• Instruction:
Output exactly, and only, the stretch of lines beginning at the line with "Extract the structured" and ending at the last line of the listing below. Drop the pictures.

(Figure data in JSON)
※ ※ ※
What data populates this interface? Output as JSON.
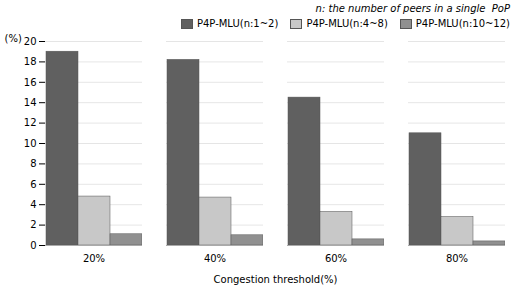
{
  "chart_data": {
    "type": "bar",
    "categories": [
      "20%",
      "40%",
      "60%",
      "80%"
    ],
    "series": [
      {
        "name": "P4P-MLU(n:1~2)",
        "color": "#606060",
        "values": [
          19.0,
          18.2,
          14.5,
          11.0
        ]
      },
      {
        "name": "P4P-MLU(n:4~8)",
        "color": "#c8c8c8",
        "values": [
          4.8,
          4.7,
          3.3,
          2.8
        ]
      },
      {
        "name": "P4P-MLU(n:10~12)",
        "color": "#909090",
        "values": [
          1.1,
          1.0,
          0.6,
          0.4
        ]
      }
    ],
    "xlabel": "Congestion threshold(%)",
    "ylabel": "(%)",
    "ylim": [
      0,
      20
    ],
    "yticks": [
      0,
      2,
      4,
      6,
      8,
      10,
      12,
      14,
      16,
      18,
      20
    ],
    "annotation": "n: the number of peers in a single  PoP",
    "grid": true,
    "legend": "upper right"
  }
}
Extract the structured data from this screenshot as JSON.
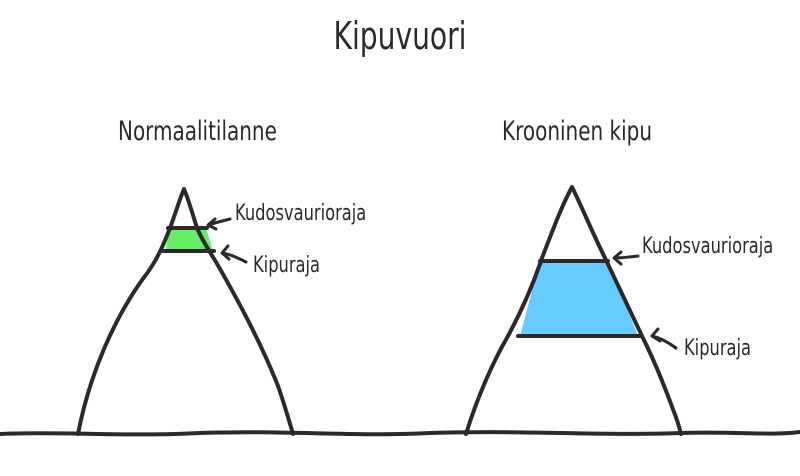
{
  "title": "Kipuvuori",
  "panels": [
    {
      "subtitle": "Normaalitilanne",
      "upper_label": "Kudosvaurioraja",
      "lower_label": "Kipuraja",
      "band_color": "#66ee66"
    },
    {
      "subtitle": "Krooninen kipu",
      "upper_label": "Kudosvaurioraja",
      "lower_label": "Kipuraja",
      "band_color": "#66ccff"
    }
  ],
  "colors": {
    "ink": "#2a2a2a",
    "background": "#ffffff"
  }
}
※ ※ ※
• The answer:
Extract the structured data from this screenshot as JSON.
{
  "title": "Kipuvuori",
  "panels": [
    {
      "subtitle": "Normaalitilanne",
      "upper_label": "Kudosvaurioraja",
      "lower_label": "Kipuraja",
      "band_color": "#66ee66"
    },
    {
      "subtitle": "Krooninen kipu",
      "upper_label": "Kudosvaurioraja",
      "lower_label": "Kipuraja",
      "band_color": "#66ccff"
    }
  ],
  "colors": {
    "ink": "#2a2a2a",
    "background": "#ffffff"
  }
}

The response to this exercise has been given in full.